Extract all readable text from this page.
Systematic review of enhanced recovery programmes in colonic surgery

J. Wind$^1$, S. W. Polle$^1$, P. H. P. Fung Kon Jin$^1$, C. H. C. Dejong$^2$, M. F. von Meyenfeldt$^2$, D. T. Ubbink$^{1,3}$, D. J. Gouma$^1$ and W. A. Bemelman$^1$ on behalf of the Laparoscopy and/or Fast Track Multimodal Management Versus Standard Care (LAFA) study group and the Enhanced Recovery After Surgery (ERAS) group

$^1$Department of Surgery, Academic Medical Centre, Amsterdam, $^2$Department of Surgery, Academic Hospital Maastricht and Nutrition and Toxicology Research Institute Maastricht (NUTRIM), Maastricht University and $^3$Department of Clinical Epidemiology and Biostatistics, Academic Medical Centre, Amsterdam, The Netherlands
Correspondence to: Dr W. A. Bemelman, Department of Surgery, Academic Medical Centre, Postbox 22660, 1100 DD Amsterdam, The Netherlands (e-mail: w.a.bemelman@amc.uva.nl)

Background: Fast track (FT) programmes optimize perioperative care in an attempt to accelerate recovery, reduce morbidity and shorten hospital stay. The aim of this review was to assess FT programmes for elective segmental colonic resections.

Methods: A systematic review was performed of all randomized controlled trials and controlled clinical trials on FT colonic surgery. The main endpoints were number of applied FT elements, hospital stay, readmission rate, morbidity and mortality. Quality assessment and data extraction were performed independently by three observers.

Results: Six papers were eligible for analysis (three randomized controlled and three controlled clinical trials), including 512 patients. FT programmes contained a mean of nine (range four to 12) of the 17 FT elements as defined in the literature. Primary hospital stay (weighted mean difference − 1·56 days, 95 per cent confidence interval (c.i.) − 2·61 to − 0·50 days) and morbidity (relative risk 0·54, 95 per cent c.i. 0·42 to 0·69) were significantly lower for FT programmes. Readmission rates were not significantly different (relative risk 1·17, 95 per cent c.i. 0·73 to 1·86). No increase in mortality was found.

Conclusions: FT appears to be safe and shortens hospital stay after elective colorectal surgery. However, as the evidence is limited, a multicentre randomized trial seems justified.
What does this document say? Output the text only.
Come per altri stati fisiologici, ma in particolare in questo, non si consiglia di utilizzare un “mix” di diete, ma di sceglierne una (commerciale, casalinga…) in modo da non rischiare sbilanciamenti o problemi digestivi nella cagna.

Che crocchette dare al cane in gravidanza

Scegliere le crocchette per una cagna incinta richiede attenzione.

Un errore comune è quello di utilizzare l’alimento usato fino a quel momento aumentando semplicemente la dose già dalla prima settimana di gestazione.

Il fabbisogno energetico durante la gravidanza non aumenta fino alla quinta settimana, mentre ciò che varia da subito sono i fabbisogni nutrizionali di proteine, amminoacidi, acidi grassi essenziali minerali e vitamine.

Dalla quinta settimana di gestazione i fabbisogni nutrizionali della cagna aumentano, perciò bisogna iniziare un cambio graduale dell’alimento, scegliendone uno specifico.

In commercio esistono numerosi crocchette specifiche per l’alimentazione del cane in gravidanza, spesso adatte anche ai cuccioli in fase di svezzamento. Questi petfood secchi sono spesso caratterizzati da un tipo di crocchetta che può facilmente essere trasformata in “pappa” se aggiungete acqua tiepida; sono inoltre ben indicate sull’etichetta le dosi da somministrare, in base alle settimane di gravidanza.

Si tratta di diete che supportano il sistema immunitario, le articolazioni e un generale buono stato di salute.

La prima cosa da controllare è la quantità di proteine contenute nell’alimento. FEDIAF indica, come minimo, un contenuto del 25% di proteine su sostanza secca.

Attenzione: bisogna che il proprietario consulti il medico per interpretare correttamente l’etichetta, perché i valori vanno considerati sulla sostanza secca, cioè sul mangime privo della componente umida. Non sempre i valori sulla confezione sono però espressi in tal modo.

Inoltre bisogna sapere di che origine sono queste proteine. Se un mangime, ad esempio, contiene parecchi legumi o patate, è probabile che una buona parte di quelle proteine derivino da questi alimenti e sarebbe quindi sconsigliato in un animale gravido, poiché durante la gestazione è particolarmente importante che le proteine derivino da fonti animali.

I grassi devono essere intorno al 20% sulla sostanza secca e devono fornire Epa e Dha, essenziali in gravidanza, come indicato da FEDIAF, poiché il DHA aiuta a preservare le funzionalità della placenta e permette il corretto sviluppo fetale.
....
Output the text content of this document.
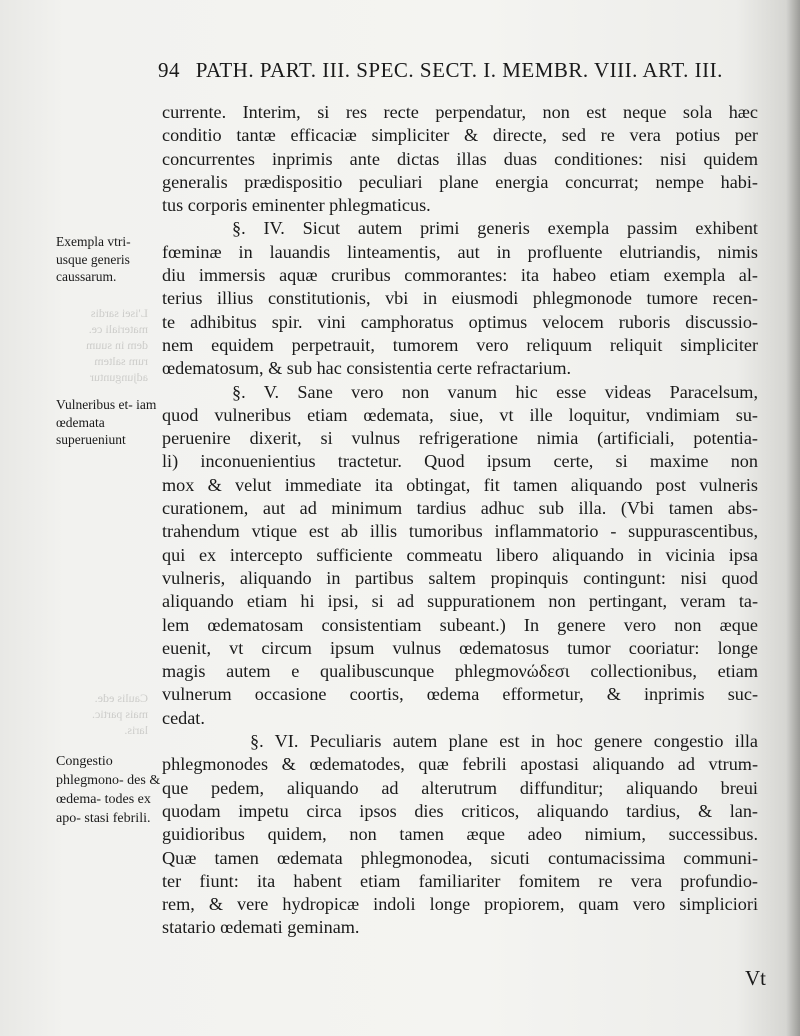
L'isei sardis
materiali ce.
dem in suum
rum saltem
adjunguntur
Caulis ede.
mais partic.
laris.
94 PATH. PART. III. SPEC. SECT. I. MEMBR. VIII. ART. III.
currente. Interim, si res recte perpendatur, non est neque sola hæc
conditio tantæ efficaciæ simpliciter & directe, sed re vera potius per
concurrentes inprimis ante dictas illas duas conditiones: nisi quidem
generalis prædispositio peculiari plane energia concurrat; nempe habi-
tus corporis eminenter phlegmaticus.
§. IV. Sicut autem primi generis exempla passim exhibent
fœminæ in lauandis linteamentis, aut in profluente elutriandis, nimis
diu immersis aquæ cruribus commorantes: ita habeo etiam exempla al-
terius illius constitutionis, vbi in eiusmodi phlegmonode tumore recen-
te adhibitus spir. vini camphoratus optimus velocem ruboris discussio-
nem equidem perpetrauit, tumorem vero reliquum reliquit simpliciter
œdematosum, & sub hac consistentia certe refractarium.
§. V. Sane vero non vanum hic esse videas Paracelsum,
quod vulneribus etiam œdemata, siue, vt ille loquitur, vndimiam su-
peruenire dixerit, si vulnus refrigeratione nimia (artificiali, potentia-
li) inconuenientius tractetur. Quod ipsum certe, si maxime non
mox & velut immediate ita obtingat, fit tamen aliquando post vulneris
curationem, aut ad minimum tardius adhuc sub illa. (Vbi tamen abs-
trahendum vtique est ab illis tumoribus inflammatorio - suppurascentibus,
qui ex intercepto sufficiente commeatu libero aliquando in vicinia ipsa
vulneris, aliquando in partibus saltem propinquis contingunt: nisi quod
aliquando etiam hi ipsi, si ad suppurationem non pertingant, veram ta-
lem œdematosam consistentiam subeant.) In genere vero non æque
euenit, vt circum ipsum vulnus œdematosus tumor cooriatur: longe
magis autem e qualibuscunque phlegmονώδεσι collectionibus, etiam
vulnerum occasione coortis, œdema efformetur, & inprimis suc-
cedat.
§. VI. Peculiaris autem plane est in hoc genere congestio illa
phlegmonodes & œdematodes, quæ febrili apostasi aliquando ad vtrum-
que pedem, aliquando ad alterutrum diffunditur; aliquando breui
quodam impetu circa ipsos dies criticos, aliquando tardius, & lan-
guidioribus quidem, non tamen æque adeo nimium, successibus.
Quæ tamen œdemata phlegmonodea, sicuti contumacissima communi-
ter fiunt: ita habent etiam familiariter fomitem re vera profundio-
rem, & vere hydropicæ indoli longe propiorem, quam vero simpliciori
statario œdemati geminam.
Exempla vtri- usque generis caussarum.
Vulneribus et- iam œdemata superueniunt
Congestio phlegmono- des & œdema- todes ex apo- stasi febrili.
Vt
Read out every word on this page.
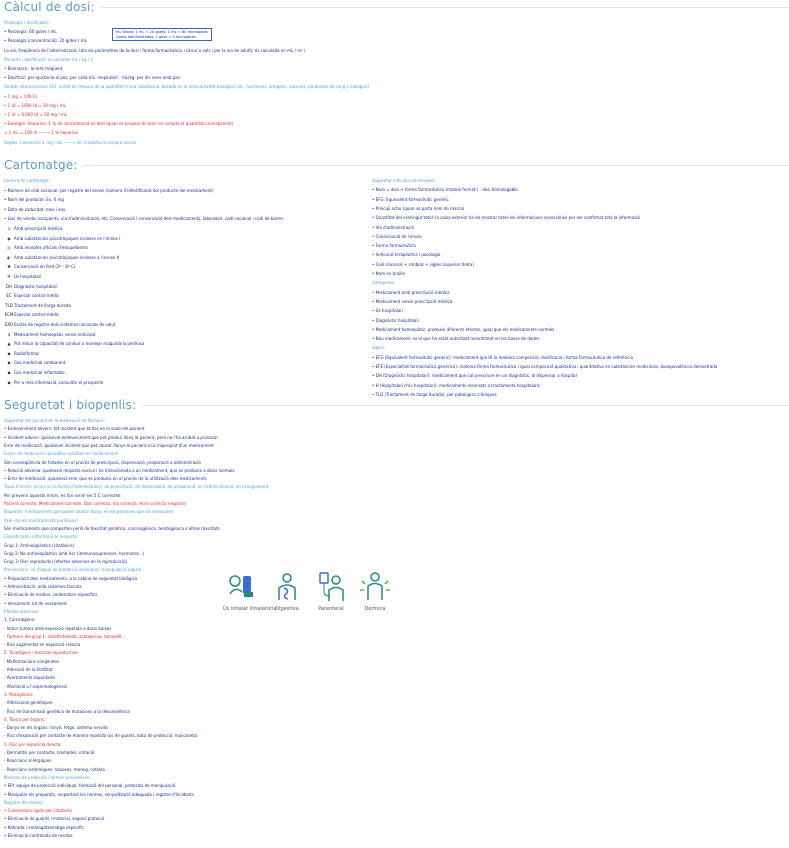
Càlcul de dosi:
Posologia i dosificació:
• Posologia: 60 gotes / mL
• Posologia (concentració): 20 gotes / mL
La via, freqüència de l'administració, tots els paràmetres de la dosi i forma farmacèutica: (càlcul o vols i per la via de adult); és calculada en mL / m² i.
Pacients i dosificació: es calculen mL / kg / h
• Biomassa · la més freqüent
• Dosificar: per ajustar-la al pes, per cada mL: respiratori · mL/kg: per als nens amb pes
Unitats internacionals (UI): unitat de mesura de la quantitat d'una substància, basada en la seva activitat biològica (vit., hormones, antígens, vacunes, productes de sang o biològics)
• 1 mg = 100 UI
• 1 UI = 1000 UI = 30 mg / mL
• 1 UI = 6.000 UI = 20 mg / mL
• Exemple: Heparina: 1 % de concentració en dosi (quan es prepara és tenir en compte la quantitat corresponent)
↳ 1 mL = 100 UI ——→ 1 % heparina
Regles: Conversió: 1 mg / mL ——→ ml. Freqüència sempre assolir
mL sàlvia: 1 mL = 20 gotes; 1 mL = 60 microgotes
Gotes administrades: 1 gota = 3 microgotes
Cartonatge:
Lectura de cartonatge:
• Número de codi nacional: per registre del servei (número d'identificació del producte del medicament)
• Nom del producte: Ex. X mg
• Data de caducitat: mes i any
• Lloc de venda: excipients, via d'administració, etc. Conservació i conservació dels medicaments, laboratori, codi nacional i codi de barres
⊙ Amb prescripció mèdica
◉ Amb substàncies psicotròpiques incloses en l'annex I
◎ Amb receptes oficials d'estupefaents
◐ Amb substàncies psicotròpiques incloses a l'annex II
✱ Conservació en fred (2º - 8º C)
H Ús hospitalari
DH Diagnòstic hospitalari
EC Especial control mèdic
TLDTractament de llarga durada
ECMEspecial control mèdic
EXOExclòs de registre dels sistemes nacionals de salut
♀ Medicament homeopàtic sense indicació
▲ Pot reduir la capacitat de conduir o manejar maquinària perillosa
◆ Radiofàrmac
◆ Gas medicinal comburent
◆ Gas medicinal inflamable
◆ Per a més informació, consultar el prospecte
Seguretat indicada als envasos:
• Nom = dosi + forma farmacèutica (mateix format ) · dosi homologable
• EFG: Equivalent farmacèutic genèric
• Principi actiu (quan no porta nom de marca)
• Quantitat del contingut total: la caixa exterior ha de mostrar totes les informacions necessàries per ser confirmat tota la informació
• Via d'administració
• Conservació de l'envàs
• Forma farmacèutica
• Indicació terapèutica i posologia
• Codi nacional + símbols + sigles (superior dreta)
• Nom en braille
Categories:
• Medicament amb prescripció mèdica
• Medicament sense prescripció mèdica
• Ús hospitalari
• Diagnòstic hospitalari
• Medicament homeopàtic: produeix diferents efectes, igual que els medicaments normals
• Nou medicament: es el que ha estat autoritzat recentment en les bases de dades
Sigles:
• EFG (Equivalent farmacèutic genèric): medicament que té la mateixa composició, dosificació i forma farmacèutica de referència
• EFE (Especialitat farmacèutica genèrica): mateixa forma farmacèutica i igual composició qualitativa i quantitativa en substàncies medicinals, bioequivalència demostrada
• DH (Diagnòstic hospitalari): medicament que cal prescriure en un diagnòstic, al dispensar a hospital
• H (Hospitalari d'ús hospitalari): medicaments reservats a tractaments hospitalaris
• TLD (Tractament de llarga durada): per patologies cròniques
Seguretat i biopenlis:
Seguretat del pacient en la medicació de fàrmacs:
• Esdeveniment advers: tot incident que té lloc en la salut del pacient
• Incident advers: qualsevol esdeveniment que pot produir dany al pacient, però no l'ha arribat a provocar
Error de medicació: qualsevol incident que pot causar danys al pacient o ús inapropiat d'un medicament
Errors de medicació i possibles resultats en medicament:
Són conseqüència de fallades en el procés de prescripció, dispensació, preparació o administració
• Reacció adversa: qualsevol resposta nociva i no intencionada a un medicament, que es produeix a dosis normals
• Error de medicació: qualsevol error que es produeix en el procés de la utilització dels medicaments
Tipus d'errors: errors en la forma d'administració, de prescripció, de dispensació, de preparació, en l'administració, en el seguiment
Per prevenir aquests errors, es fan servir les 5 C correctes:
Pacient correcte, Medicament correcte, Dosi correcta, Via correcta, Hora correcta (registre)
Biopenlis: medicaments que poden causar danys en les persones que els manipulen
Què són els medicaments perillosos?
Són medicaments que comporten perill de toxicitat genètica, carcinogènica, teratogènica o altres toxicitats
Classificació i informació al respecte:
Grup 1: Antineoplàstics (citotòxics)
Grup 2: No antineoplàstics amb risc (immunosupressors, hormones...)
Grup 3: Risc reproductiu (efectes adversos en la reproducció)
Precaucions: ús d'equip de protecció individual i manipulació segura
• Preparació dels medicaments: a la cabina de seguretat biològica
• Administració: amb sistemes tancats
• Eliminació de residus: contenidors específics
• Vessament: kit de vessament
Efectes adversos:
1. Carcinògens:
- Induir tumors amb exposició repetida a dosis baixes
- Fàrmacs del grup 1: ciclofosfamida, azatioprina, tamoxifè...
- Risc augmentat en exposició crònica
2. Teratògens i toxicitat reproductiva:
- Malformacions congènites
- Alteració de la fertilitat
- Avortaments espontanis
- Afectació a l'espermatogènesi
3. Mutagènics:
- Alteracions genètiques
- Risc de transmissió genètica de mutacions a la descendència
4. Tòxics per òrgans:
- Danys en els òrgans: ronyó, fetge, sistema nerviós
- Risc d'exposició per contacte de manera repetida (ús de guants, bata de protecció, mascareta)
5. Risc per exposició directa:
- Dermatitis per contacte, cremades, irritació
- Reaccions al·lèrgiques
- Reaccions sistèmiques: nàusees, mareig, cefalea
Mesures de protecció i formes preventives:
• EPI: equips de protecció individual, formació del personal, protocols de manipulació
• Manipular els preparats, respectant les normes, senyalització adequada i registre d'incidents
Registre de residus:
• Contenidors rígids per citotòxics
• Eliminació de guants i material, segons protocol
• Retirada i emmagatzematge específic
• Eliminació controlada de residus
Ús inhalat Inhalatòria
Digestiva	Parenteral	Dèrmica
....
Spot every line in the entries that includes the word "essenziali", and copy each one out.

### Response below
Il fabbisogno energetico durante la gravidanza non aumenta fino alla quinta settimana, mentre ciò che varia da subito sono i fabbisogni nutrizionali di proteine, amminoacidi, acidi grassi essenziali minerali e vitamine.
I grassi devono essere intorno al 20% sulla sostanza secca e devono fornire Epa e Dha, essenziali in gravidanza, come indicato da FEDIAF, poiché il DHA aiuta a preservare le funzionalità della placenta e permette il corretto sviluppo fetale.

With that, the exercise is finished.